Task directions
Extract every line below, verbatim.

— START OF Given records —

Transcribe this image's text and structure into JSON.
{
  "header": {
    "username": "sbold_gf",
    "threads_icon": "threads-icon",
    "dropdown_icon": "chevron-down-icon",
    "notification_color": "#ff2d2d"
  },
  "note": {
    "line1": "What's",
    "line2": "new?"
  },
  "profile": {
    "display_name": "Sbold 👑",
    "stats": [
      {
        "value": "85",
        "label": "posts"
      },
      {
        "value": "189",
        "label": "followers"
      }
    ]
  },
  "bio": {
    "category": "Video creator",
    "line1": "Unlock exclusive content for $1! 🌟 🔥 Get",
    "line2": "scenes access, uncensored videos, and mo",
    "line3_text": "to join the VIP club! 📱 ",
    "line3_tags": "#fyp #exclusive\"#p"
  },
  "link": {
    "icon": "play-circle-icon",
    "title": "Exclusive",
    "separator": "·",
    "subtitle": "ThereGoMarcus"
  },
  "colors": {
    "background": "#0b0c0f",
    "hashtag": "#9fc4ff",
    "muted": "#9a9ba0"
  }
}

— END OF Given records —

Solution below
Transcribe this image's text and structure into JSON.
{
  "header": {
    "username": "sbold_gf",
    "threads_icon": "threads-icon",
    "dropdown_icon": "chevron-down-icon",
    "notification_color": "#ff2d2d"
  },
  "note": {
    "line1": "What's",
    "line2": "new?"
  },
  "profile": {
    "display_name": "Sbold 👑",
    "stats": [
      {
        "value": "85",
        "label": "posts"
      },
      {
        "value": "189",
        "label": "followers"
      }
    ]
  },
  "bio": {
    "category": "Video creator",
    "line1": "Unlock exclusive content for $1! 🌟 🔥 Get",
    "line2": "scenes access, uncensored videos, and mo",
    "line3_text": "to join the VIP club! 📱 ",
    "line3_tags": "#fyp #exclusive\"#p"
  },
  "link": {
    "icon": "play-circle-icon",
    "title": "Exclusive",
    "separator": "·",
    "subtitle": "ThereGoMarcus"
  },
  "colors": {
    "background": "#0b0c0f",
    "hashtag": "#9fc4ff",
    "muted": "#9a9ba0"
  }
}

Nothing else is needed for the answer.